▸ What you need to do:
Each record is to be transcribed exactly.

▸ Provided material:
◆ ◆ ◆ ◆ ◆
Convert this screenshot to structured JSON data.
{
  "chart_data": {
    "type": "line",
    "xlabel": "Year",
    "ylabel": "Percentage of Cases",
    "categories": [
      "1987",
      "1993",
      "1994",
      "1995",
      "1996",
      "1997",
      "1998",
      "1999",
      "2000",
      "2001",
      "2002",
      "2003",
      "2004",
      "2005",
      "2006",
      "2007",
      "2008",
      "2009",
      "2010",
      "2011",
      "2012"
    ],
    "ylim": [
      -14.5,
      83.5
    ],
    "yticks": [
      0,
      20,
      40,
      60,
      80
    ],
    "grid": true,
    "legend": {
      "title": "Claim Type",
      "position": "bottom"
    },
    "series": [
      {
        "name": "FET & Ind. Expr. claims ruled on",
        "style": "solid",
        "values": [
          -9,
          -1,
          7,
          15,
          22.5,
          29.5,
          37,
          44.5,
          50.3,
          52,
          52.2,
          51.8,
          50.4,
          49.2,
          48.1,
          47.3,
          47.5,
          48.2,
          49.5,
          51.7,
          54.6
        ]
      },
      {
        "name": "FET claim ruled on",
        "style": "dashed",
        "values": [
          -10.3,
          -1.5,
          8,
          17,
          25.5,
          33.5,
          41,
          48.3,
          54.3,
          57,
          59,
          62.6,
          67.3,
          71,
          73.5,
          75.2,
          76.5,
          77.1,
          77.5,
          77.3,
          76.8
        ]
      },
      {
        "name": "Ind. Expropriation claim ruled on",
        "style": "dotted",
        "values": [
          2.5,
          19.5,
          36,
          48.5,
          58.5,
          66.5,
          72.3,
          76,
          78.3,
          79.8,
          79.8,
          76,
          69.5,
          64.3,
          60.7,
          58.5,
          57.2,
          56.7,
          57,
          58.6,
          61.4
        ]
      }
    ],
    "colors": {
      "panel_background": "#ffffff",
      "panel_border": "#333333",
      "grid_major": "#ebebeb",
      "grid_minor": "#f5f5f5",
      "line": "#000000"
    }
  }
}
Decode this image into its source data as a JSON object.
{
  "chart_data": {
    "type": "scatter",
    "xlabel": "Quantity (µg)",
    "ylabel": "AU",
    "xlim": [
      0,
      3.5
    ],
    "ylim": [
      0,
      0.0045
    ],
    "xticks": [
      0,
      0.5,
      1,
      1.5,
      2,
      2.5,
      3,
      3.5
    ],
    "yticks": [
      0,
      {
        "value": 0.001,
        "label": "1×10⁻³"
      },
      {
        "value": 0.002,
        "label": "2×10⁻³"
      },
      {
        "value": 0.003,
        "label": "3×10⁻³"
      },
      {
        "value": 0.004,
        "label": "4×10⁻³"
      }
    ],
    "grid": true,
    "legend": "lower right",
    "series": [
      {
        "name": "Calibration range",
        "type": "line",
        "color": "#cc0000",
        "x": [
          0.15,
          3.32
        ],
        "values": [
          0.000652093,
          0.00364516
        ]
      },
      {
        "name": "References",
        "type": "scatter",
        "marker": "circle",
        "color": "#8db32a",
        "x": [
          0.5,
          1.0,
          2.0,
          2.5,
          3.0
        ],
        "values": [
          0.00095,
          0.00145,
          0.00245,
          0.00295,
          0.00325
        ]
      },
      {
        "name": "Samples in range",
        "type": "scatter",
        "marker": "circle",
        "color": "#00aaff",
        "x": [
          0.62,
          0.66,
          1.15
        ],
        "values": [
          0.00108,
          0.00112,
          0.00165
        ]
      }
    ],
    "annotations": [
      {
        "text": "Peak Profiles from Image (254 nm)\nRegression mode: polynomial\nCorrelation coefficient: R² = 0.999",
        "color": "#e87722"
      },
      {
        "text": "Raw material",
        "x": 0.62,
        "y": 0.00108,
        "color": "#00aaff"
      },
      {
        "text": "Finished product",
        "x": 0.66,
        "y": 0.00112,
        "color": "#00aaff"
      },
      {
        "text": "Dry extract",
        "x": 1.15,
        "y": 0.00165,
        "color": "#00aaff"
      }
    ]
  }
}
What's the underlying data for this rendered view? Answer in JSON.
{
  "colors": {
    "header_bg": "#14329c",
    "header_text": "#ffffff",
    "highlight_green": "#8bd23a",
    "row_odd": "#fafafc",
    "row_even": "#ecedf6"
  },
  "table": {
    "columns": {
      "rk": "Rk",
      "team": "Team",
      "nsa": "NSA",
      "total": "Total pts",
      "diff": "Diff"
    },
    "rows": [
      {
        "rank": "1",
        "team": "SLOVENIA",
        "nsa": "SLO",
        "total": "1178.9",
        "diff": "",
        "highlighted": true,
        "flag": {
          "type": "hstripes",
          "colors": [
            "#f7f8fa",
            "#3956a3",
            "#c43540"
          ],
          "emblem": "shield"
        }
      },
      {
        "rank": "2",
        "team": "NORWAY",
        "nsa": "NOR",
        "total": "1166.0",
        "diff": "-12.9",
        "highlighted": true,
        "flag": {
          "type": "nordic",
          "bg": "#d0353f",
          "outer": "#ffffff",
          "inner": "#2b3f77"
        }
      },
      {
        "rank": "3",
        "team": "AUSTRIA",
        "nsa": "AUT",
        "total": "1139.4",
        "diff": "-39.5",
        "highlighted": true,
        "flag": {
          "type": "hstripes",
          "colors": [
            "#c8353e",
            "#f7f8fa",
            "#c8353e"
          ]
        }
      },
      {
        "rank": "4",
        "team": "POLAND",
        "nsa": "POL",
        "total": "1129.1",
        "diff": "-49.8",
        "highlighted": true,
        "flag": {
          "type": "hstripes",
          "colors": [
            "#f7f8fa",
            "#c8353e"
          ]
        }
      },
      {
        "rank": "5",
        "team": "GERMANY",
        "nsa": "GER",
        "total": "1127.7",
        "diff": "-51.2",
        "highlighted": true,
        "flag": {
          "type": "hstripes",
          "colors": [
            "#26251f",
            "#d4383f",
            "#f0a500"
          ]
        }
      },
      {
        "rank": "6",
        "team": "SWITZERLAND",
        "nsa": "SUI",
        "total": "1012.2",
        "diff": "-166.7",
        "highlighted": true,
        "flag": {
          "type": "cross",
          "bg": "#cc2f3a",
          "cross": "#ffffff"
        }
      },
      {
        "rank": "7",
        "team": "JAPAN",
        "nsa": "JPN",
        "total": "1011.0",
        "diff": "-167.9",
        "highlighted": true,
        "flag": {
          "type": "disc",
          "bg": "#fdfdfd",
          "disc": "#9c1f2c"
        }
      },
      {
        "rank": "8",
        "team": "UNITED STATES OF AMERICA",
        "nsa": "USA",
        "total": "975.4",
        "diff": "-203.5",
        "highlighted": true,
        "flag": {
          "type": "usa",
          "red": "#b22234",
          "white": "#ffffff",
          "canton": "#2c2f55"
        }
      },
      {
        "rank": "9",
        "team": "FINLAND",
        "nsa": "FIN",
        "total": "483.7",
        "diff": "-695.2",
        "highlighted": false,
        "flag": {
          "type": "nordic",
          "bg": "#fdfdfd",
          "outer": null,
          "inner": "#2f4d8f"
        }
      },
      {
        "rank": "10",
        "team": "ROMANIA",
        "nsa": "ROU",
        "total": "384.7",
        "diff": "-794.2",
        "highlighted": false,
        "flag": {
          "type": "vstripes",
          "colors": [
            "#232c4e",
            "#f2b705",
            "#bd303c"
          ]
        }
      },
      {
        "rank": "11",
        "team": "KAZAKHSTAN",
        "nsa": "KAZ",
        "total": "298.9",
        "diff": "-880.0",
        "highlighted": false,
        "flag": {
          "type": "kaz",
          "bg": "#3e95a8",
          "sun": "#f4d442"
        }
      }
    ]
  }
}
◆ ◆ ◆ ◆ ◆
▸ Written answer:
Convert this screenshot to structured JSON data.
{
  "chart_data": {
    "type": "line",
    "xlabel": "Year",
    "ylabel": "Percentage of Cases",
    "categories": [
      "1987",
      "1993",
      "1994",
      "1995",
      "1996",
      "1997",
      "1998",
      "1999",
      "2000",
      "2001",
      "2002",
      "2003",
      "2004",
      "2005",
      "2006",
      "2007",
      "2008",
      "2009",
      "2010",
      "2011",
      "2012"
    ],
    "ylim": [
      -14.5,
      83.5
    ],
    "yticks": [
      0,
      20,
      40,
      60,
      80
    ],
    "grid": true,
    "legend": {
      "title": "Claim Type",
      "position": "bottom"
    },
    "series": [
      {
        "name": "FET & Ind. Expr. claims ruled on",
        "style": "solid",
        "values": [
          -9,
          -1,
          7,
          15,
          22.5,
          29.5,
          37,
          44.5,
          50.3,
          52,
          52.2,
          51.8,
          50.4,
          49.2,
          48.1,
          47.3,
          47.5,
          48.2,
          49.5,
          51.7,
          54.6
        ]
      },
      {
        "name": "FET claim ruled on",
        "style": "dashed",
        "values": [
          -10.3,
          -1.5,
          8,
          17,
          25.5,
          33.5,
          41,
          48.3,
          54.3,
          57,
          59,
          62.6,
          67.3,
          71,
          73.5,
          75.2,
          76.5,
          77.1,
          77.5,
          77.3,
          76.8
        ]
      },
      {
        "name": "Ind. Expropriation claim ruled on",
        "style": "dotted",
        "values": [
          2.5,
          19.5,
          36,
          48.5,
          58.5,
          66.5,
          72.3,
          76,
          78.3,
          79.8,
          79.8,
          76,
          69.5,
          64.3,
          60.7,
          58.5,
          57.2,
          56.7,
          57,
          58.6,
          61.4
        ]
      }
    ],
    "colors": {
      "panel_background": "#ffffff",
      "panel_border": "#333333",
      "grid_major": "#ebebeb",
      "grid_minor": "#f5f5f5",
      "line": "#000000"
    }
  }
}
Decode this image into its source data as a JSON object.
{
  "chart_data": {
    "type": "scatter",
    "xlabel": "Quantity (µg)",
    "ylabel": "AU",
    "xlim": [
      0,
      3.5
    ],
    "ylim": [
      0,
      0.0045
    ],
    "xticks": [
      0,
      0.5,
      1,
      1.5,
      2,
      2.5,
      3,
      3.5
    ],
    "yticks": [
      0,
      {
        "value": 0.001,
        "label": "1×10⁻³"
      },
      {
        "value": 0.002,
        "label": "2×10⁻³"
      },
      {
        "value": 0.003,
        "label": "3×10⁻³"
      },
      {
        "value": 0.004,
        "label": "4×10⁻³"
      }
    ],
    "grid": true,
    "legend": "lower right",
    "series": [
      {
        "name": "Calibration range",
        "type": "line",
        "color": "#cc0000",
        "x": [
          0.15,
          3.32
        ],
        "values": [
          0.000652093,
          0.00364516
        ]
      },
      {
        "name": "References",
        "type": "scatter",
        "marker": "circle",
        "color": "#8db32a",
        "x": [
          0.5,
          1.0,
          2.0,
          2.5,
          3.0
        ],
        "values": [
          0.00095,
          0.00145,
          0.00245,
          0.00295,
          0.00325
        ]
      },
      {
        "name": "Samples in range",
        "type": "scatter",
        "marker": "circle",
        "color": "#00aaff",
        "x": [
          0.62,
          0.66,
          1.15
        ],
        "values": [
          0.00108,
          0.00112,
          0.00165
        ]
      }
    ],
    "annotations": [
      {
        "text": "Peak Profiles from Image (254 nm)\nRegression mode: polynomial\nCorrelation coefficient: R² = 0.999",
        "color": "#e87722"
      },
      {
        "text": "Raw material",
        "x": 0.62,
        "y": 0.00108,
        "color": "#00aaff"
      },
      {
        "text": "Finished product",
        "x": 0.66,
        "y": 0.00112,
        "color": "#00aaff"
      },
      {
        "text": "Dry extract",
        "x": 1.15,
        "y": 0.00165,
        "color": "#00aaff"
      }
    ]
  }
}
What's the underlying data for this rendered view? Answer in JSON.
{
  "colors": {
    "header_bg": "#14329c",
    "header_text": "#ffffff",
    "highlight_green": "#8bd23a",
    "row_odd": "#fafafc",
    "row_even": "#ecedf6"
  },
  "table": {
    "columns": {
      "rk": "Rk",
      "team": "Team",
      "nsa": "NSA",
      "total": "Total pts",
      "diff": "Diff"
    },
    "rows": [
      {
        "rank": "1",
        "team": "SLOVENIA",
        "nsa": "SLO",
        "total": "1178.9",
        "diff": "",
        "highlighted": true,
        "flag": {
          "type": "hstripes",
          "colors": [
            "#f7f8fa",
            "#3956a3",
            "#c43540"
          ],
          "emblem": "shield"
        }
      },
      {
        "rank": "2",
        "team": "NORWAY",
        "nsa": "NOR",
        "total": "1166.0",
        "diff": "-12.9",
        "highlighted": true,
        "flag": {
          "type": "nordic",
          "bg": "#d0353f",
          "outer": "#ffffff",
          "inner": "#2b3f77"
        }
      },
      {
        "rank": "3",
        "team": "AUSTRIA",
        "nsa": "AUT",
        "total": "1139.4",
        "diff": "-39.5",
        "highlighted": true,
        "flag": {
          "type": "hstripes",
          "colors": [
            "#c8353e",
            "#f7f8fa",
            "#c8353e"
          ]
        }
      },
      {
        "rank": "4",
        "team": "POLAND",
        "nsa": "POL",
        "total": "1129.1",
        "diff": "-49.8",
        "highlighted": true,
        "flag": {
          "type": "hstripes",
          "colors": [
            "#f7f8fa",
            "#c8353e"
          ]
        }
      },
      {
        "rank": "5",
        "team": "GERMANY",
        "nsa": "GER",
        "total": "1127.7",
        "diff": "-51.2",
        "highlighted": true,
        "flag": {
          "type": "hstripes",
          "colors": [
            "#26251f",
            "#d4383f",
            "#f0a500"
          ]
        }
      },
      {
        "rank": "6",
        "team": "SWITZERLAND",
        "nsa": "SUI",
        "total": "1012.2",
        "diff": "-166.7",
        "highlighted": true,
        "flag": {
          "type": "cross",
          "bg": "#cc2f3a",
          "cross": "#ffffff"
        }
      },
      {
        "rank": "7",
        "team": "JAPAN",
        "nsa": "JPN",
        "total": "1011.0",
        "diff": "-167.9",
        "highlighted": true,
        "flag": {
          "type": "disc",
          "bg": "#fdfdfd",
          "disc": "#9c1f2c"
        }
      },
      {
        "rank": "8",
        "team": "UNITED STATES OF AMERICA",
        "nsa": "USA",
        "total": "975.4",
        "diff": "-203.5",
        "highlighted": true,
        "flag": {
          "type": "usa",
          "red": "#b22234",
          "white": "#ffffff",
          "canton": "#2c2f55"
        }
      },
      {
        "rank": "9",
        "team": "FINLAND",
        "nsa": "FIN",
        "total": "483.7",
        "diff": "-695.2",
        "highlighted": false,
        "flag": {
          "type": "nordic",
          "bg": "#fdfdfd",
          "outer": null,
          "inner": "#2f4d8f"
        }
      },
      {
        "rank": "10",
        "team": "ROMANIA",
        "nsa": "ROU",
        "total": "384.7",
        "diff": "-794.2",
        "highlighted": false,
        "flag": {
          "type": "vstripes",
          "colors": [
            "#232c4e",
            "#f2b705",
            "#bd303c"
          ]
        }
      },
      {
        "rank": "11",
        "team": "KAZAKHSTAN",
        "nsa": "KAZ",
        "total": "298.9",
        "diff": "-880.0",
        "highlighted": false,
        "flag": {
          "type": "kaz",
          "bg": "#3e95a8",
          "sun": "#f4d442"
        }
      }
    ]
  }
}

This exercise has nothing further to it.